* begin Entries provided *

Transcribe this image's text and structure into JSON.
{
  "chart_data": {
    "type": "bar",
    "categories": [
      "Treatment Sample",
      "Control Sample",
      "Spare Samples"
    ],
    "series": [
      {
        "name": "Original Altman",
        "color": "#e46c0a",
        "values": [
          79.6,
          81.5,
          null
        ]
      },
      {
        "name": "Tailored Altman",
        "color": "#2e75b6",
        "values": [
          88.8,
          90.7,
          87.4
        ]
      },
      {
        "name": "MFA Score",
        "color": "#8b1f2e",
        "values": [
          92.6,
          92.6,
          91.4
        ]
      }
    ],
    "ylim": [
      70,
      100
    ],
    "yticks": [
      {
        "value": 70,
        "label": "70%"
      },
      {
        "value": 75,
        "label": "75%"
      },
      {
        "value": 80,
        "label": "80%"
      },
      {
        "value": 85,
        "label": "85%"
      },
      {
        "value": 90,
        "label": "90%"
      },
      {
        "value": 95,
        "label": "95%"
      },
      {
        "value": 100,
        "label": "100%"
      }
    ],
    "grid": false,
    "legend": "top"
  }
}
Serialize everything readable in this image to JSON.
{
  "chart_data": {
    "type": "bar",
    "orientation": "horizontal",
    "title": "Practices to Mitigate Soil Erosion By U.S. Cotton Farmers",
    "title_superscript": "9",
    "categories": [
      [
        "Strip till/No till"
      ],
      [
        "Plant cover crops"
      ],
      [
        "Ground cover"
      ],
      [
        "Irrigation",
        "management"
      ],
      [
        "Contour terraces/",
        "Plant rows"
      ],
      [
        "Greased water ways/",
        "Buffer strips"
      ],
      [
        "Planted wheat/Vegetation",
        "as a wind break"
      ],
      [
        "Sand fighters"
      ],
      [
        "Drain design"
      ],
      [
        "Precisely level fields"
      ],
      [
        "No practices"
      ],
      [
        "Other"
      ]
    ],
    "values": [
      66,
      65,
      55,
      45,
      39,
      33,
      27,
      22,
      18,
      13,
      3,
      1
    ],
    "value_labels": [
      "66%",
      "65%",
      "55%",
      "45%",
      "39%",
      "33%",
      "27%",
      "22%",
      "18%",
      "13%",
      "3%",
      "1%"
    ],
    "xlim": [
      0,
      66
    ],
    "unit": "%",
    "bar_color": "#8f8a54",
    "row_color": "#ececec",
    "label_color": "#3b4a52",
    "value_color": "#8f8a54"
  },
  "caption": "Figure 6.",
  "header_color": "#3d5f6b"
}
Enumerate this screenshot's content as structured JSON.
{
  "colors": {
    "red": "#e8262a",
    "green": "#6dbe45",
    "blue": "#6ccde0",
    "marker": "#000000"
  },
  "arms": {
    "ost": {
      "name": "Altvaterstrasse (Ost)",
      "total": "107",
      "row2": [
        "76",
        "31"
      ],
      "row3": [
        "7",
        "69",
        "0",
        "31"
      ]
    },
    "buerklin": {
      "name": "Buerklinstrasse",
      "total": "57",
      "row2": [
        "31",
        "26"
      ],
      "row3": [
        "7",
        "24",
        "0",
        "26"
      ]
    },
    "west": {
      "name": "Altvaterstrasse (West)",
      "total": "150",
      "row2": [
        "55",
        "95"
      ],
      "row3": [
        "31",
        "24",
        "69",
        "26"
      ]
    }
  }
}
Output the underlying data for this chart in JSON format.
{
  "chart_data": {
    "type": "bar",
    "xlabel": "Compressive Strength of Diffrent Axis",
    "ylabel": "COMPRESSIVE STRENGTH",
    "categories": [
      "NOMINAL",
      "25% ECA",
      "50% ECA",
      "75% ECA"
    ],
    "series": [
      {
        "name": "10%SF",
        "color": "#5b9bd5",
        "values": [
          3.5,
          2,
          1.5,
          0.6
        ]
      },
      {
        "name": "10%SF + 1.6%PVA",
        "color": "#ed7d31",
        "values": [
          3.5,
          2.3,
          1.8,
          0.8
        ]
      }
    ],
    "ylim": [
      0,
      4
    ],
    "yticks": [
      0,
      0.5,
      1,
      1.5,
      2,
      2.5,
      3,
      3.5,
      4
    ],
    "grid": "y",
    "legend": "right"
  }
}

* end Entries provided *

### What this task involves
Check each line of the data above for the string "image" and report only how many lines have it.

### Written response
2